# [INPUT FOR THIS TASK]
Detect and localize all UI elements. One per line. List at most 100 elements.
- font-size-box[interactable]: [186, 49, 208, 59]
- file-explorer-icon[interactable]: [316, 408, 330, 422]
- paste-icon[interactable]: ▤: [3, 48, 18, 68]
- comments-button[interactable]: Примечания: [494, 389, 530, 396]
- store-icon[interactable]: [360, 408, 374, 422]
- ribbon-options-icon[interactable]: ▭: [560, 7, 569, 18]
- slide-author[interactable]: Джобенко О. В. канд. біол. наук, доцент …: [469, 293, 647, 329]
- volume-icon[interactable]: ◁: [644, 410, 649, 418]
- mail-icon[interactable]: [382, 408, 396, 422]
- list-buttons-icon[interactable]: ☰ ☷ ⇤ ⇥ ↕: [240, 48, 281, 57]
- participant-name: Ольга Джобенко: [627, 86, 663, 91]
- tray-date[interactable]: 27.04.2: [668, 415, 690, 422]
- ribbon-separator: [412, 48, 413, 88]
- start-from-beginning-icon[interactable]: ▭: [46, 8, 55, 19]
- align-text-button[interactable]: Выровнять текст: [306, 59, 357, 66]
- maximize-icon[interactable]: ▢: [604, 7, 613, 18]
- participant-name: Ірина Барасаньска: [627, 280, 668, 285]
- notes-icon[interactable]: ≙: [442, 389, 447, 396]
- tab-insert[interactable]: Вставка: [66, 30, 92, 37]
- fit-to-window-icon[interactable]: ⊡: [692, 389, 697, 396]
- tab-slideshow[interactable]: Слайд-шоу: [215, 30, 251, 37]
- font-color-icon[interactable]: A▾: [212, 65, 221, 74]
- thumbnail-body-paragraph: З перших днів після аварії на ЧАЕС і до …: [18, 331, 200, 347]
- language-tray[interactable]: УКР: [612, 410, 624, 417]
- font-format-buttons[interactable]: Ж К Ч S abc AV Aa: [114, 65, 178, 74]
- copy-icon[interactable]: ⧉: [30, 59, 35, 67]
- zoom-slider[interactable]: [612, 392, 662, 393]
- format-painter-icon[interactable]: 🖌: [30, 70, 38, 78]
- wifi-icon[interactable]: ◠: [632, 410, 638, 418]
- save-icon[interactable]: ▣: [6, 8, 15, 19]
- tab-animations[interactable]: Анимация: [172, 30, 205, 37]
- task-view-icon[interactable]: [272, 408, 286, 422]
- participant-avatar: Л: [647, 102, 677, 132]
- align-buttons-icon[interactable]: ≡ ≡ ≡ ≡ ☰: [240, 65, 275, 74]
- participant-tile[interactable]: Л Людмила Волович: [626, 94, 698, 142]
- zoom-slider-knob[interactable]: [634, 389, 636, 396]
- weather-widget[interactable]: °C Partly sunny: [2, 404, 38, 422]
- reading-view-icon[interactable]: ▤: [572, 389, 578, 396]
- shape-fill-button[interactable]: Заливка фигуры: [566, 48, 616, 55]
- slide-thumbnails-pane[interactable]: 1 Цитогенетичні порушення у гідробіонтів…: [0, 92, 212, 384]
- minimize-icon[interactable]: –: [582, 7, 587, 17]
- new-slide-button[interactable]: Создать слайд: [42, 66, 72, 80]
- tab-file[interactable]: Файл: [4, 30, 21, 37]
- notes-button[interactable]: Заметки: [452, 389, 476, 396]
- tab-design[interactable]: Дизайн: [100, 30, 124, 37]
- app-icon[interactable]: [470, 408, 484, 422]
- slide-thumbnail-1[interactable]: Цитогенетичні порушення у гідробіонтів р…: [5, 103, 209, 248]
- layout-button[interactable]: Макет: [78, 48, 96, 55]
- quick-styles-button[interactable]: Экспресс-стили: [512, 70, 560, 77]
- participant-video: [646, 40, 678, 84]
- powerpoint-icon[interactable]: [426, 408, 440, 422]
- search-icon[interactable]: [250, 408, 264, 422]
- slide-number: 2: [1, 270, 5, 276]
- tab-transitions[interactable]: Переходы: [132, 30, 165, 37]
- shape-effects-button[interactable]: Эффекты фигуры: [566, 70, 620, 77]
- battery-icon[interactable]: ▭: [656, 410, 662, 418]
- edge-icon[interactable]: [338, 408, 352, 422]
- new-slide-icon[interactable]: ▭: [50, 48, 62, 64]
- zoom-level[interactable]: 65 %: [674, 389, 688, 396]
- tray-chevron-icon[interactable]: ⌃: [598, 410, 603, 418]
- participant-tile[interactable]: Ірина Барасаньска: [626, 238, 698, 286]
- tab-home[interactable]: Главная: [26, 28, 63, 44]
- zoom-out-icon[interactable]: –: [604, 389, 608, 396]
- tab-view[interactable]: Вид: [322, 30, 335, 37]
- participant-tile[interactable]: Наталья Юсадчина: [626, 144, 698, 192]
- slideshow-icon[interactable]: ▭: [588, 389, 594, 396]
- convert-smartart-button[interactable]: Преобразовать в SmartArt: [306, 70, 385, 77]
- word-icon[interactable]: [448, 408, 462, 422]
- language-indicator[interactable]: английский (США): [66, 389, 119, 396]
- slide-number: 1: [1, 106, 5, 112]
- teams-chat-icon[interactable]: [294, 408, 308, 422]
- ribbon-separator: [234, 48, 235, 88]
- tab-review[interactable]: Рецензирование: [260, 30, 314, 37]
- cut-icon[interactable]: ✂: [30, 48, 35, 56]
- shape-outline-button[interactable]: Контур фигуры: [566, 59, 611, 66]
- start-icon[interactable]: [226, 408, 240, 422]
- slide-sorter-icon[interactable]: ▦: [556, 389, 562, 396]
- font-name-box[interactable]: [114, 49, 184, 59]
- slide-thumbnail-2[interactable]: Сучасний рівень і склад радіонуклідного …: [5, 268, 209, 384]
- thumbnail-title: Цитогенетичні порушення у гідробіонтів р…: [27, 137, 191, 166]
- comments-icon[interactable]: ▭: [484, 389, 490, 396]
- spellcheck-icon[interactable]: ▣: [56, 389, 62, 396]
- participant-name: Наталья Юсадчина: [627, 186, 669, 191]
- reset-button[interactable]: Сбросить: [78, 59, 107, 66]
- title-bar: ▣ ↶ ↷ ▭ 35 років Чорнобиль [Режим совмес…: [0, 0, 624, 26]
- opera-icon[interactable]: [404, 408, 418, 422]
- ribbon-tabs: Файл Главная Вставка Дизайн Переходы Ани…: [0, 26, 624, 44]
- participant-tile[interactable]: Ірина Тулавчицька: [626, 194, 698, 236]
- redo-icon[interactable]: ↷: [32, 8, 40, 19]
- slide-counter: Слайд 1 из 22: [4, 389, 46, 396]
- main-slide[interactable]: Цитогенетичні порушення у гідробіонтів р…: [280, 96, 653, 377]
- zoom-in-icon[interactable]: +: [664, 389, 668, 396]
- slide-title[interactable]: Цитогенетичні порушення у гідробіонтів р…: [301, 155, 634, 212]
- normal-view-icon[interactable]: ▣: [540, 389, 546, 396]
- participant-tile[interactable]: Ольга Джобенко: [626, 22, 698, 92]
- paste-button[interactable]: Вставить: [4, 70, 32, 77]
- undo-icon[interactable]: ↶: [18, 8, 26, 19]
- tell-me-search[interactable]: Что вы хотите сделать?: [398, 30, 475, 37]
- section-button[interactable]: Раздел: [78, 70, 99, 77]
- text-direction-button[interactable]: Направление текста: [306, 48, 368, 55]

# [AIM]
Write out every line of the material above word for word, keeping each character and symbol as it appears.

# [RESULT FOR THIS EXERCISE]
Detect and localize all UI elements. One per line. List at most 100 elements.
- font-size-box[interactable]: [186, 49, 208, 59]
- file-explorer-icon[interactable]: [316, 408, 330, 422]
- paste-icon[interactable]: ▤: [3, 48, 18, 68]
- comments-button[interactable]: Примечания: [494, 389, 530, 396]
- store-icon[interactable]: [360, 408, 374, 422]
- ribbon-options-icon[interactable]: ▭: [560, 7, 569, 18]
- slide-author[interactable]: Джобенко О. В. канд. біол. наук, доцент …: [469, 293, 647, 329]
- volume-icon[interactable]: ◁: [644, 410, 649, 418]
- mail-icon[interactable]: [382, 408, 396, 422]
- list-buttons-icon[interactable]: ☰ ☷ ⇤ ⇥ ↕: [240, 48, 281, 57]
- participant-name: Ольга Джобенко: [627, 86, 663, 91]
- tray-date[interactable]: 27.04.2: [668, 415, 690, 422]
- ribbon-separator: [412, 48, 413, 88]
- start-from-beginning-icon[interactable]: ▭: [46, 8, 55, 19]
- align-text-button[interactable]: Выровнять текст: [306, 59, 357, 66]
- maximize-icon[interactable]: ▢: [604, 7, 613, 18]
- participant-name: Ірина Барасаньска: [627, 280, 668, 285]
- notes-icon[interactable]: ≙: [442, 389, 447, 396]
- tab-insert[interactable]: Вставка: [66, 30, 92, 37]
- fit-to-window-icon[interactable]: ⊡: [692, 389, 697, 396]
- tab-slideshow[interactable]: Слайд-шоу: [215, 30, 251, 37]
- font-color-icon[interactable]: A▾: [212, 65, 221, 74]
- thumbnail-body-paragraph: З перших днів після аварії на ЧАЕС і до …: [18, 331, 200, 347]
- language-tray[interactable]: УКР: [612, 410, 624, 417]
- font-format-buttons[interactable]: Ж К Ч S abc AV Aa: [114, 65, 178, 74]
- copy-icon[interactable]: ⧉: [30, 59, 35, 67]
- zoom-slider[interactable]: [612, 392, 662, 393]
- format-painter-icon[interactable]: 🖌: [30, 70, 38, 78]
- wifi-icon[interactable]: ◠: [632, 410, 638, 418]
- save-icon[interactable]: ▣: [6, 8, 15, 19]
- tab-animations[interactable]: Анимация: [172, 30, 205, 37]
- task-view-icon[interactable]: [272, 408, 286, 422]
- participant-avatar: Л: [647, 102, 677, 132]
- align-buttons-icon[interactable]: ≡ ≡ ≡ ≡ ☰: [240, 65, 275, 74]
- participant-tile[interactable]: Л Людмила Волович: [626, 94, 698, 142]
- zoom-slider-knob[interactable]: [634, 389, 636, 396]
- weather-widget[interactable]: °C Partly sunny: [2, 404, 38, 422]
- reading-view-icon[interactable]: ▤: [572, 389, 578, 396]
- shape-fill-button[interactable]: Заливка фигуры: [566, 48, 616, 55]
- slide-thumbnails-pane[interactable]: 1 Цитогенетичні порушення у гідробіонтів…: [0, 92, 212, 384]
- minimize-icon[interactable]: –: [582, 7, 587, 17]
- new-slide-button[interactable]: Создать слайд: [42, 66, 72, 80]
- tab-file[interactable]: Файл: [4, 30, 21, 37]
- notes-button[interactable]: Заметки: [452, 389, 476, 396]
- tab-design[interactable]: Дизайн: [100, 30, 124, 37]
- app-icon[interactable]: [470, 408, 484, 422]
- slide-thumbnail-1[interactable]: Цитогенетичні порушення у гідробіонтів р…: [5, 103, 209, 248]
- layout-button[interactable]: Макет: [78, 48, 96, 55]
- quick-styles-button[interactable]: Экспресс-стили: [512, 70, 560, 77]
- participant-video: [646, 40, 678, 84]
- powerpoint-icon[interactable]: [426, 408, 440, 422]
- search-icon[interactable]: [250, 408, 264, 422]
- slide-number: 2: [1, 270, 5, 276]
- tab-transitions[interactable]: Переходы: [132, 30, 165, 37]
- shape-effects-button[interactable]: Эффекты фигуры: [566, 70, 620, 77]
- battery-icon[interactable]: ▭: [656, 410, 662, 418]
- edge-icon[interactable]: [338, 408, 352, 422]
- new-slide-icon[interactable]: ▭: [50, 48, 62, 64]
- zoom-level[interactable]: 65 %: [674, 389, 688, 396]
- tray-chevron-icon[interactable]: ⌃: [598, 410, 603, 418]
- participant-tile[interactable]: Ірина Барасаньска: [626, 238, 698, 286]
- tab-home[interactable]: Главная: [26, 28, 63, 44]
- zoom-out-icon[interactable]: –: [604, 389, 608, 396]
- tab-view[interactable]: Вид: [322, 30, 335, 37]
- participant-tile[interactable]: Наталья Юсадчина: [626, 144, 698, 192]
- slideshow-icon[interactable]: ▭: [588, 389, 594, 396]
- convert-smartart-button[interactable]: Преобразовать в SmartArt: [306, 70, 385, 77]
- word-icon[interactable]: [448, 408, 462, 422]
- language-indicator[interactable]: английский (США): [66, 389, 119, 396]
- slide-number: 1: [1, 106, 5, 112]
- teams-chat-icon[interactable]: [294, 408, 308, 422]
- ribbon-separator: [234, 48, 235, 88]
- tab-review[interactable]: Рецензирование: [260, 30, 314, 37]
- cut-icon[interactable]: ✂: [30, 48, 35, 56]
- shape-outline-button[interactable]: Контур фигуры: [566, 59, 611, 66]
- start-icon[interactable]: [226, 408, 240, 422]
- slide-sorter-icon[interactable]: ▦: [556, 389, 562, 396]
- font-name-box[interactable]: [114, 49, 184, 59]
- slide-thumbnail-2[interactable]: Сучасний рівень і склад радіонуклідного …: [5, 268, 209, 384]
- thumbnail-title: Цитогенетичні порушення у гідробіонтів р…: [27, 137, 191, 166]
- comments-icon[interactable]: ▭: [484, 389, 490, 396]
- spellcheck-icon[interactable]: ▣: [56, 389, 62, 396]
- participant-name: Наталья Юсадчина: [627, 186, 669, 191]
- reset-button[interactable]: Сбросить: [78, 59, 107, 66]
- title-bar: ▣ ↶ ↷ ▭ 35 років Чорнобиль [Режим совмес…: [0, 0, 624, 26]
- opera-icon[interactable]: [404, 408, 418, 422]
- ribbon-tabs: Файл Главная Вставка Дизайн Переходы Ани…: [0, 26, 624, 44]
- participant-tile[interactable]: Ірина Тулавчицька: [626, 194, 698, 236]
- redo-icon[interactable]: ↷: [32, 8, 40, 19]
- slide-counter: Слайд 1 из 22: [4, 389, 46, 396]
- main-slide[interactable]: Цитогенетичні порушення у гідробіонтів р…: [280, 96, 653, 377]
- zoom-in-icon[interactable]: +: [664, 389, 668, 396]
- slide-title[interactable]: Цитогенетичні порушення у гідробіонтів р…: [301, 155, 634, 212]
- normal-view-icon[interactable]: ▣: [540, 389, 546, 396]
- participant-tile[interactable]: Ольга Джобенко: [626, 22, 698, 92]
- paste-button[interactable]: Вставить: [4, 70, 32, 77]
- undo-icon[interactable]: ↶: [18, 8, 26, 19]
- tell-me-search[interactable]: Что вы хотите сделать?: [398, 30, 475, 37]
- section-button[interactable]: Раздел: [78, 70, 99, 77]
- text-direction-button[interactable]: Направление текста: [306, 48, 368, 55]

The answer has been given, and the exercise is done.